++++ Extracted material ++++

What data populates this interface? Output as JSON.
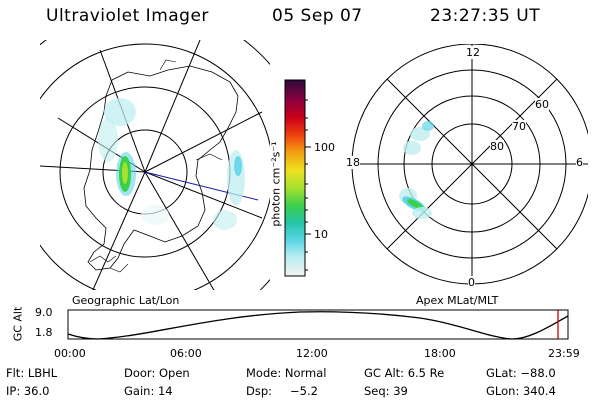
{
  "header": {
    "instrument": "Ultraviolet Imager",
    "date": "05 Sep 07",
    "time": "23:27:35 UT"
  },
  "colorbar": {
    "unit": "photon cm⁻²s⁻¹",
    "ticks": [
      "100",
      "10"
    ],
    "colors": [
      "#f2f2f2",
      "#bfeef0",
      "#5fd6e8",
      "#22c4a8",
      "#3ccf4a",
      "#a6e22e",
      "#f0e020",
      "#f2a010",
      "#ee4010",
      "#c80018",
      "#8a0040",
      "#2b0a3d"
    ]
  },
  "geo_map": {
    "label": "Geographic Lat/Lon"
  },
  "polar_map": {
    "label": "Apex MLat/MLT",
    "mlt_labels": {
      "top": "12",
      "right": "6",
      "bottom": "0",
      "left": "18"
    },
    "lat_labels": [
      "60",
      "70",
      "80"
    ]
  },
  "altitude_plot": {
    "ylabel": "GC Alt",
    "yticks": [
      "9.0",
      "1.8"
    ],
    "xticks": [
      "00:00",
      "06:00",
      "12:00",
      "18:00",
      "23:59"
    ],
    "current_marker_color": "#cc0000"
  },
  "status": {
    "row1": {
      "flt": "Flt: LBHL",
      "door": "Door: Open",
      "mode": "Mode: Normal",
      "gc_alt": "GC Alt: 6.5 Re",
      "glat": "GLat: −88.0"
    },
    "row2": {
      "ip": "IP: 36.0",
      "gain": "Gain: 14",
      "dsp_label": "Dsp:",
      "dsp_value": "−5.2",
      "seq": "Seq: 39",
      "glon": "GLon: 340.4"
    }
  }
}
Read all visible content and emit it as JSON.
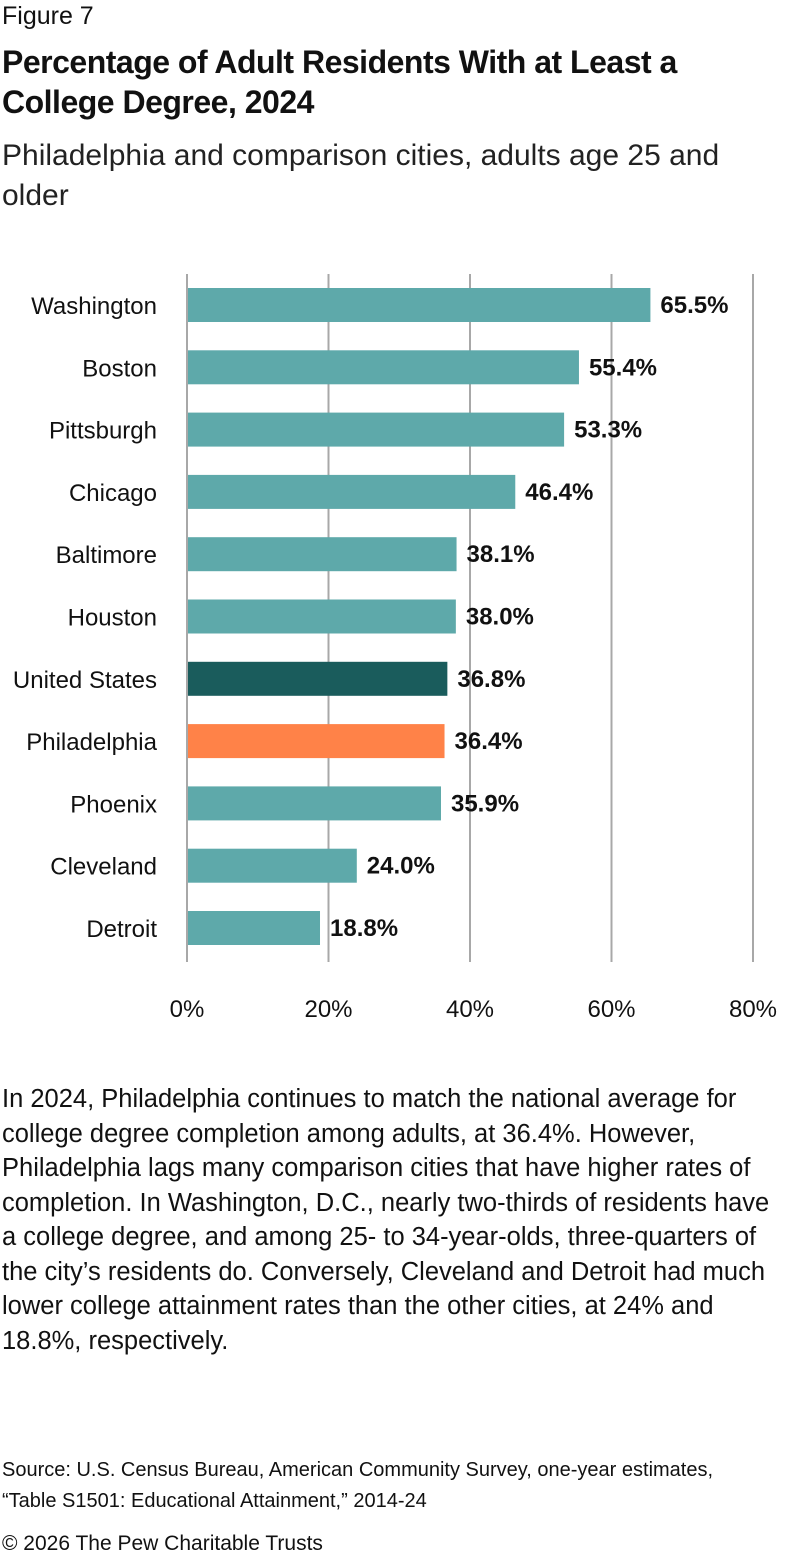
{
  "figure_label": "Figure 7",
  "title": "Percentage of Adult Residents With at Least a College Degree, 2024",
  "subtitle": "Philadelphia and comparison cities, adults age 25 and older",
  "chart_data": {
    "type": "bar",
    "orientation": "horizontal",
    "title": "Percentage of Adult Residents With at Least a College Degree, 2024",
    "subtitle": "Philadelphia and comparison cities, adults age 25 and older",
    "xlabel": "",
    "ylabel": "",
    "categories": [
      "Washington",
      "Boston",
      "Pittsburgh",
      "Chicago",
      "Baltimore",
      "Houston",
      "United States",
      "Philadelphia",
      "Phoenix",
      "Cleveland",
      "Detroit"
    ],
    "values": [
      65.5,
      55.4,
      53.3,
      46.4,
      38.1,
      38.0,
      36.8,
      36.4,
      35.9,
      24.0,
      18.8
    ],
    "value_labels": [
      "65.5%",
      "55.4%",
      "53.3%",
      "46.4%",
      "38.1%",
      "38.0%",
      "36.8%",
      "36.4%",
      "35.9%",
      "24.0%",
      "18.8%"
    ],
    "colors": [
      "#5ea9aa",
      "#5ea9aa",
      "#5ea9aa",
      "#5ea9aa",
      "#5ea9aa",
      "#5ea9aa",
      "#1a5c5c",
      "#ff8248",
      "#5ea9aa",
      "#5ea9aa",
      "#5ea9aa"
    ],
    "xlim": [
      0,
      80
    ],
    "xticks": [
      0,
      20,
      40,
      60,
      80
    ],
    "xtick_labels": [
      "0%",
      "20%",
      "40%",
      "60%",
      "80%"
    ],
    "grid": true,
    "legend": "none"
  },
  "body_text": "In 2024, Philadelphia continues to match the national average for college degree completion among adults, at 36.4%. However, Philadelphia lags many comparison cities that have higher rates of completion. In Washington, D.C., nearly two-thirds of residents have a college degree, and among 25- to 34-year-olds, three-quarters of the city’s residents do. Conversely, Cleveland and Detroit had much lower college attainment rates than the other cities, at 24% and 18.8%, respectively.",
  "source": "Source: U.S. Census Bureau, American Community Survey, one-year estimates, “Table S1501: Educational Attainment,” 2014-24",
  "copyright": "© 2026 The Pew Charitable Trusts"
}
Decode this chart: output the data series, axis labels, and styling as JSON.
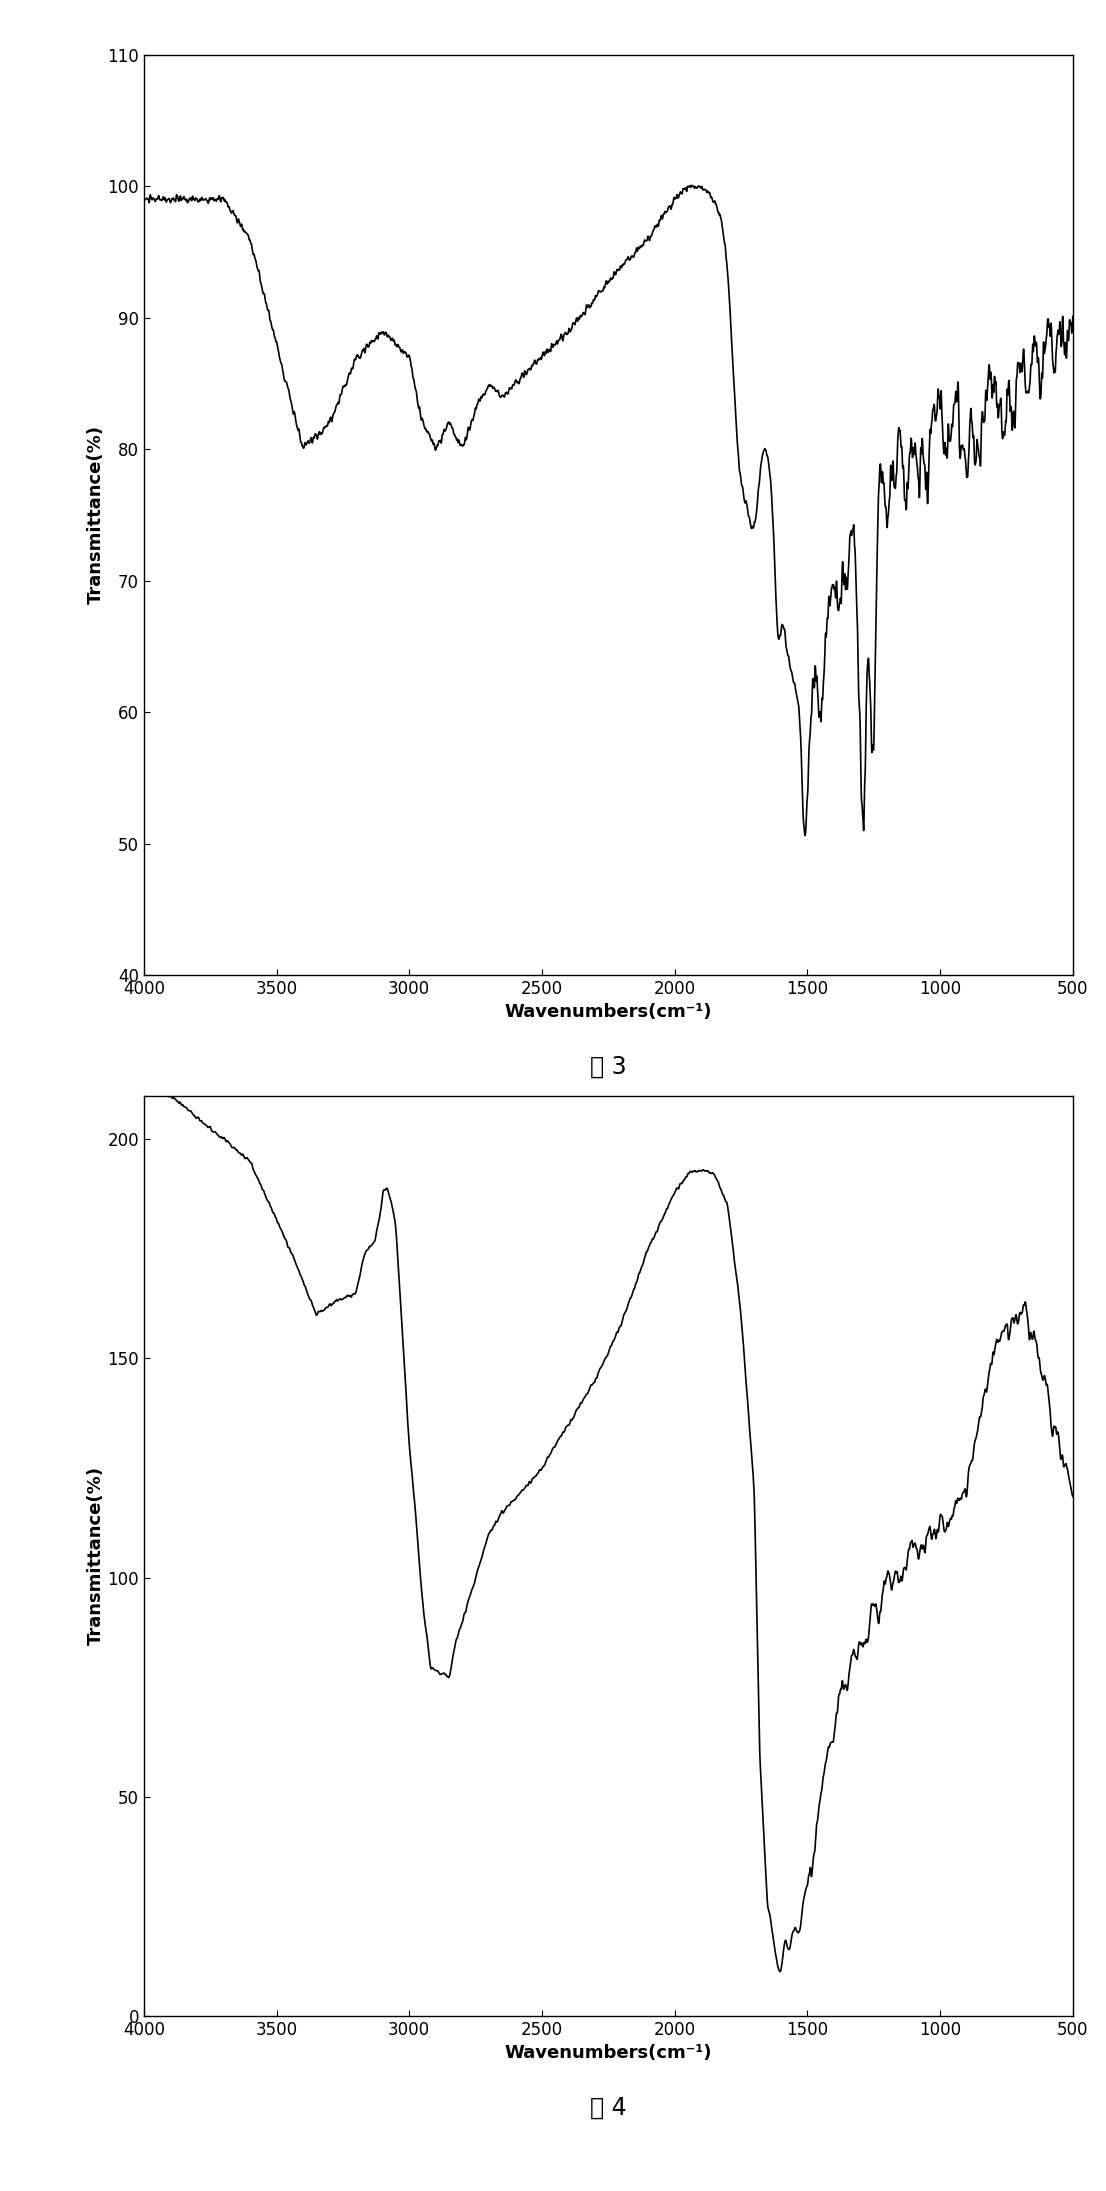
{
  "fig3": {
    "xlabel": "Wavenumbers(cm⁻¹)",
    "ylabel": "Transmittance(%)",
    "xlim": [
      4000,
      500
    ],
    "ylim": [
      40,
      110
    ],
    "yticks": [
      40,
      50,
      60,
      70,
      80,
      90,
      100,
      110
    ],
    "xticks": [
      4000,
      3500,
      3000,
      2500,
      2000,
      1500,
      1000,
      500
    ],
    "caption": "图 3"
  },
  "fig4": {
    "xlabel": "Wavenumbers(cm⁻¹)",
    "ylabel": "Transmittance(%)",
    "xlim": [
      4000,
      500
    ],
    "ylim": [
      0,
      210
    ],
    "yticks": [
      0,
      50,
      100,
      150,
      200
    ],
    "xticks": [
      4000,
      3500,
      3000,
      2500,
      2000,
      1500,
      1000,
      500
    ],
    "caption": "图 4"
  },
  "line_color": "#000000",
  "line_width": 1.2,
  "background_color": "#ffffff",
  "font_size": 13,
  "caption_font_size": 17,
  "fig_width": 11.06,
  "fig_height": 21.91,
  "dpi": 100
}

++++

What you should do: Find every line that includes the string "JSON". Report how many there are and nothing else.

Answer in full: 3